### Problem
Write out the records beneath this line exactly as they appear, minus any images.

### Data records
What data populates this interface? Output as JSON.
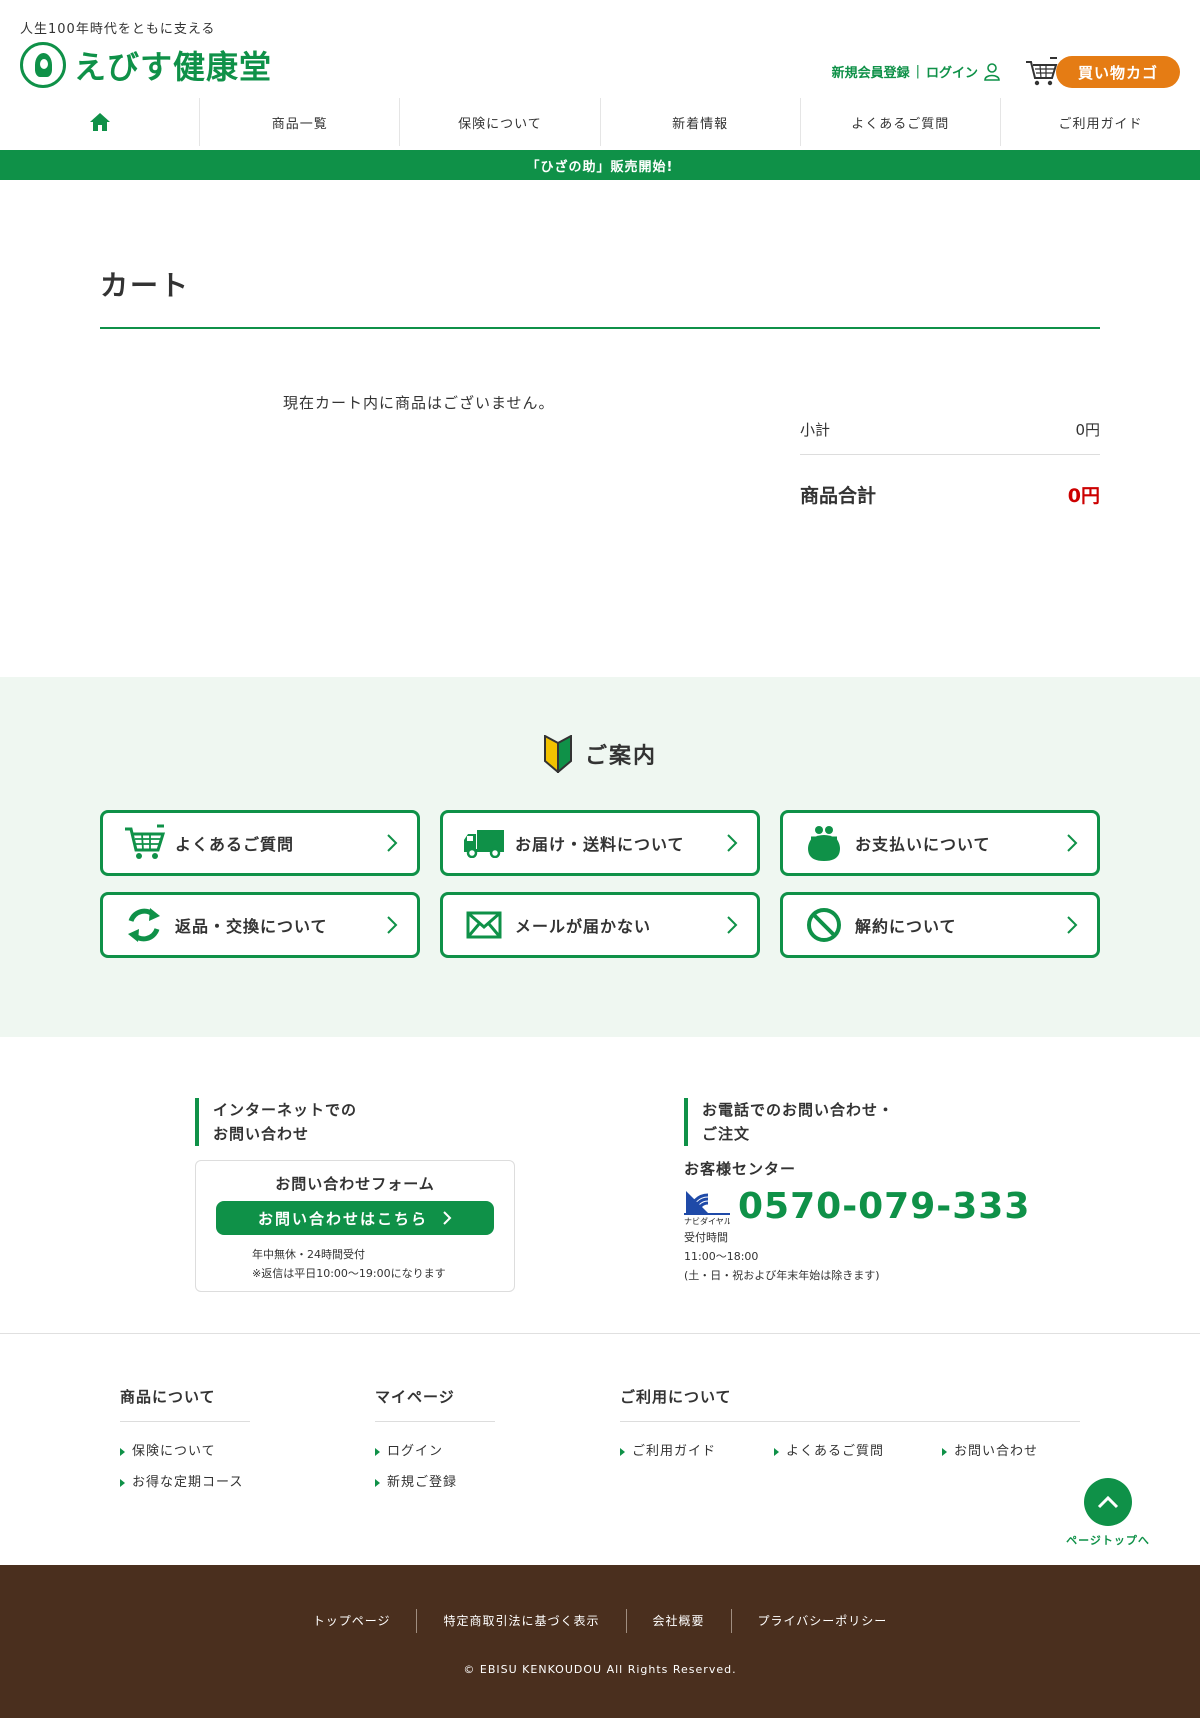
{
  "header": {
    "tagline": "人生100年時代をともに支える",
    "logo_text": "えびす健康堂",
    "register_link": "新規会員登録",
    "separator": "|",
    "login_link": "ログイン",
    "cart_button": "買い物カゴ"
  },
  "nav": {
    "items": [
      "商品一覧",
      "保険について",
      "新着情報",
      "よくあるご質問",
      "ご利用ガイド"
    ]
  },
  "banner": "「ひざの助」販売開始!",
  "cart": {
    "title": "カート",
    "empty_message": "現在カート内に商品はございません。",
    "subtotal_label": "小計",
    "subtotal_value": "0円",
    "total_label": "商品合計",
    "total_value": "0円"
  },
  "guide": {
    "heading": "ご案内",
    "buttons": [
      {
        "label": "よくあるご質問",
        "icon": "cart-icon"
      },
      {
        "label": "お届け・送料について",
        "icon": "truck-icon"
      },
      {
        "label": "お支払いについて",
        "icon": "purse-icon"
      },
      {
        "label": "返品・交換について",
        "icon": "recycle-icon"
      },
      {
        "label": "メールが届かない",
        "icon": "mail-icon"
      },
      {
        "label": "解約について",
        "icon": "prohibited-icon"
      }
    ]
  },
  "contact": {
    "internet_heading_1": "インターネットでの",
    "internet_heading_2": "お問い合わせ",
    "form_title": "お問い合わせフォーム",
    "form_button": "お問い合わせはこちら",
    "form_note_1": "年中無休・24時間受付",
    "form_note_2": "※返信は平日10:00〜19:00になります",
    "phone_heading_1": "お電話でのお問い合わせ・",
    "phone_heading_2": "ご注文",
    "center_label": "お客様センター",
    "navi_label": "ナビダイヤル",
    "phone_number": "0570-079-333",
    "hours_label": "受付時間",
    "hours_time": "11:00〜18:00",
    "hours_note": "(土・日・祝および年末年始は除きます)"
  },
  "footer": {
    "col1_title": "商品について",
    "col1_links": [
      "保険について",
      "お得な定期コース"
    ],
    "col2_title": "マイページ",
    "col2_links": [
      "ログイン",
      "新規ご登録"
    ],
    "col3_title": "ご利用について",
    "col3_links": [
      "ご利用ガイド",
      "よくあるご質問",
      "お問い合わせ"
    ],
    "pagetop_label": "ページトップへ",
    "bottom_links": [
      "トップページ",
      "特定商取引法に基づく表示",
      "会社概要",
      "プライバシーポリシー"
    ],
    "copyright": "© EBISU KENKOUDOU All Rights Reserved."
  },
  "colors": {
    "brand_green": "#0f9148",
    "cart_orange": "#e57c14",
    "total_red": "#cc0000",
    "footer_brown": "#4a2f1e",
    "guide_bg": "#eff7f1"
  }
}
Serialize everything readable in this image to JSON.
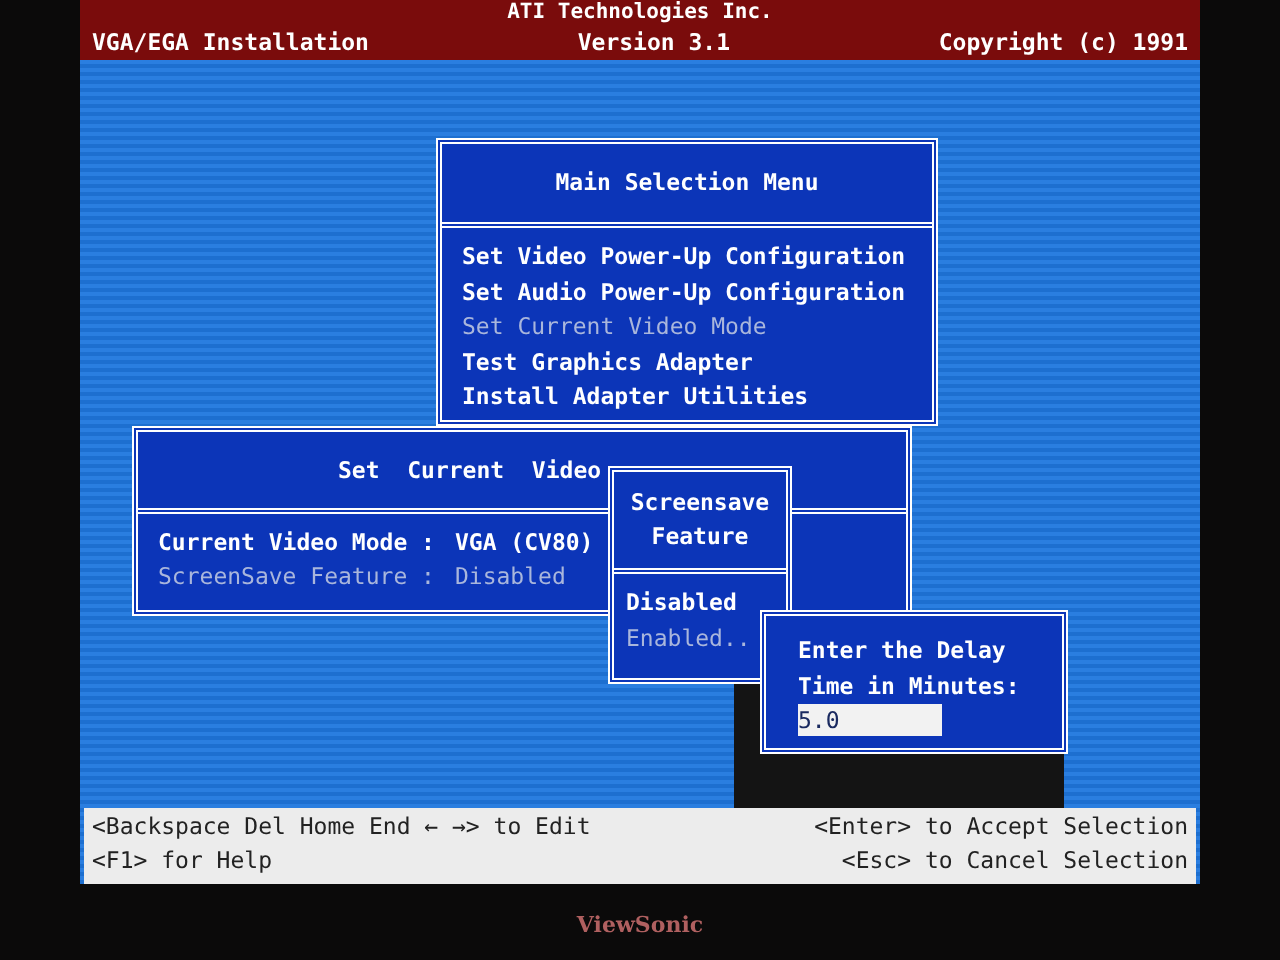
{
  "header": {
    "company": "ATI Technologies Inc.",
    "product": "VGA/EGA  Installation",
    "version": "Version 3.1",
    "copyright": "Copyright (c) 1991"
  },
  "main_menu": {
    "title": "Main Selection Menu",
    "items": [
      {
        "label": "Set Video Power-Up Configuration",
        "disabled": false
      },
      {
        "label": "Set Audio Power-Up Configuration",
        "disabled": false
      },
      {
        "label": "Set Current Video Mode",
        "disabled": true
      },
      {
        "label": "Test Graphics Adapter",
        "disabled": false
      },
      {
        "label": "Install Adapter Utilities",
        "disabled": false
      }
    ]
  },
  "video_window": {
    "title": "Set  Current  Video",
    "fields": [
      {
        "label": "Current Video Mode :",
        "value": "VGA (CV80)",
        "disabled": false
      },
      {
        "label": "ScreenSave Feature :",
        "value": "Disabled",
        "disabled": true
      }
    ]
  },
  "screensave_menu": {
    "title": "Screensave Feature",
    "options": [
      {
        "label": "Disabled",
        "selected": true
      },
      {
        "label": "Enabled..",
        "selected": false
      }
    ]
  },
  "delay_dialog": {
    "prompt": "Enter the Delay Time in Minutes:",
    "value": "5.0"
  },
  "help_bar": {
    "left": [
      "<Backspace Del Home End ← →> to Edit",
      "<F1> for Help"
    ],
    "right": [
      "<Enter> to Accept Selection",
      "<Esc> to Cancel Selection"
    ]
  },
  "monitor": {
    "brand": "ViewSonic"
  }
}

### Solution below
What data populates this interface? Output as JSON.
{
  "header": {
    "tagline": "人生100年時代をともに支える",
    "logo_text": "えびす健康堂",
    "register_link": "新規会員登録",
    "separator": "|",
    "login_link": "ログイン",
    "cart_button": "買い物カゴ"
  },
  "nav": {
    "items": [
      "商品一覧",
      "保険について",
      "新着情報",
      "よくあるご質問",
      "ご利用ガイド"
    ]
  },
  "banner": "「ひざの助」販売開始!",
  "cart": {
    "title": "カート",
    "empty_message": "現在カート内に商品はございません。",
    "subtotal_label": "小計",
    "subtotal_value": "0円",
    "total_label": "商品合計",
    "total_value": "0円"
  },
  "guide": {
    "heading": "ご案内",
    "buttons": [
      {
        "label": "よくあるご質問",
        "icon": "cart-icon"
      },
      {
        "label": "お届け・送料について",
        "icon": "truck-icon"
      },
      {
        "label": "お支払いについて",
        "icon": "purse-icon"
      },
      {
        "label": "返品・交換について",
        "icon": "recycle-icon"
      },
      {
        "label": "メールが届かない",
        "icon": "mail-icon"
      },
      {
        "label": "解約について",
        "icon": "prohibited-icon"
      }
    ]
  },
  "contact": {
    "internet_heading_1": "インターネットでの",
    "internet_heading_2": "お問い合わせ",
    "form_title": "お問い合わせフォーム",
    "form_button": "お問い合わせはこちら",
    "form_note_1": "年中無休・24時間受付",
    "form_note_2": "※返信は平日10:00〜19:00になります",
    "phone_heading_1": "お電話でのお問い合わせ・",
    "phone_heading_2": "ご注文",
    "center_label": "お客様センター",
    "navi_label": "ナビダイヤル",
    "phone_number": "0570-079-333",
    "hours_label": "受付時間",
    "hours_time": "11:00〜18:00",
    "hours_note": "(土・日・祝および年末年始は除きます)"
  },
  "footer": {
    "col1_title": "商品について",
    "col1_links": [
      "保険について",
      "お得な定期コース"
    ],
    "col2_title": "マイページ",
    "col2_links": [
      "ログイン",
      "新規ご登録"
    ],
    "col3_title": "ご利用について",
    "col3_links": [
      "ご利用ガイド",
      "よくあるご質問",
      "お問い合わせ"
    ],
    "pagetop_label": "ページトップへ",
    "bottom_links": [
      "トップページ",
      "特定商取引法に基づく表示",
      "会社概要",
      "プライバシーポリシー"
    ],
    "copyright": "© EBISU KENKOUDOU All Rights Reserved."
  },
  "colors": {
    "brand_green": "#0f9148",
    "cart_orange": "#e57c14",
    "total_red": "#cc0000",
    "footer_brown": "#4a2f1e",
    "guide_bg": "#eff7f1"
  }
}
Serialize everything readable in this image to JSON.
{
  "header": {
    "company": "ATI Technologies Inc.",
    "product": "VGA/EGA  Installation",
    "version": "Version 3.1",
    "copyright": "Copyright (c) 1991"
  },
  "main_menu": {
    "title": "Main Selection Menu",
    "items": [
      {
        "label": "Set Video Power-Up Configuration",
        "disabled": false
      },
      {
        "label": "Set Audio Power-Up Configuration",
        "disabled": false
      },
      {
        "label": "Set Current Video Mode",
        "disabled": true
      },
      {
        "label": "Test Graphics Adapter",
        "disabled": false
      },
      {
        "label": "Install Adapter Utilities",
        "disabled": false
      }
    ]
  },
  "video_window": {
    "title": "Set  Current  Video",
    "fields": [
      {
        "label": "Current Video Mode :",
        "value": "VGA (CV80)",
        "disabled": false
      },
      {
        "label": "ScreenSave Feature :",
        "value": "Disabled",
        "disabled": true
      }
    ]
  },
  "screensave_menu": {
    "title": "Screensave Feature",
    "options": [
      {
        "label": "Disabled",
        "selected": true
      },
      {
        "label": "Enabled..",
        "selected": false
      }
    ]
  },
  "delay_dialog": {
    "prompt": "Enter the Delay Time in Minutes:",
    "value": "5.0"
  },
  "help_bar": {
    "left": [
      "<Backspace Del Home End ← →> to Edit",
      "<F1> for Help"
    ],
    "right": [
      "<Enter> to Accept Selection",
      "<Esc> to Cancel Selection"
    ]
  },
  "monitor": {
    "brand": "ViewSonic"
  }
}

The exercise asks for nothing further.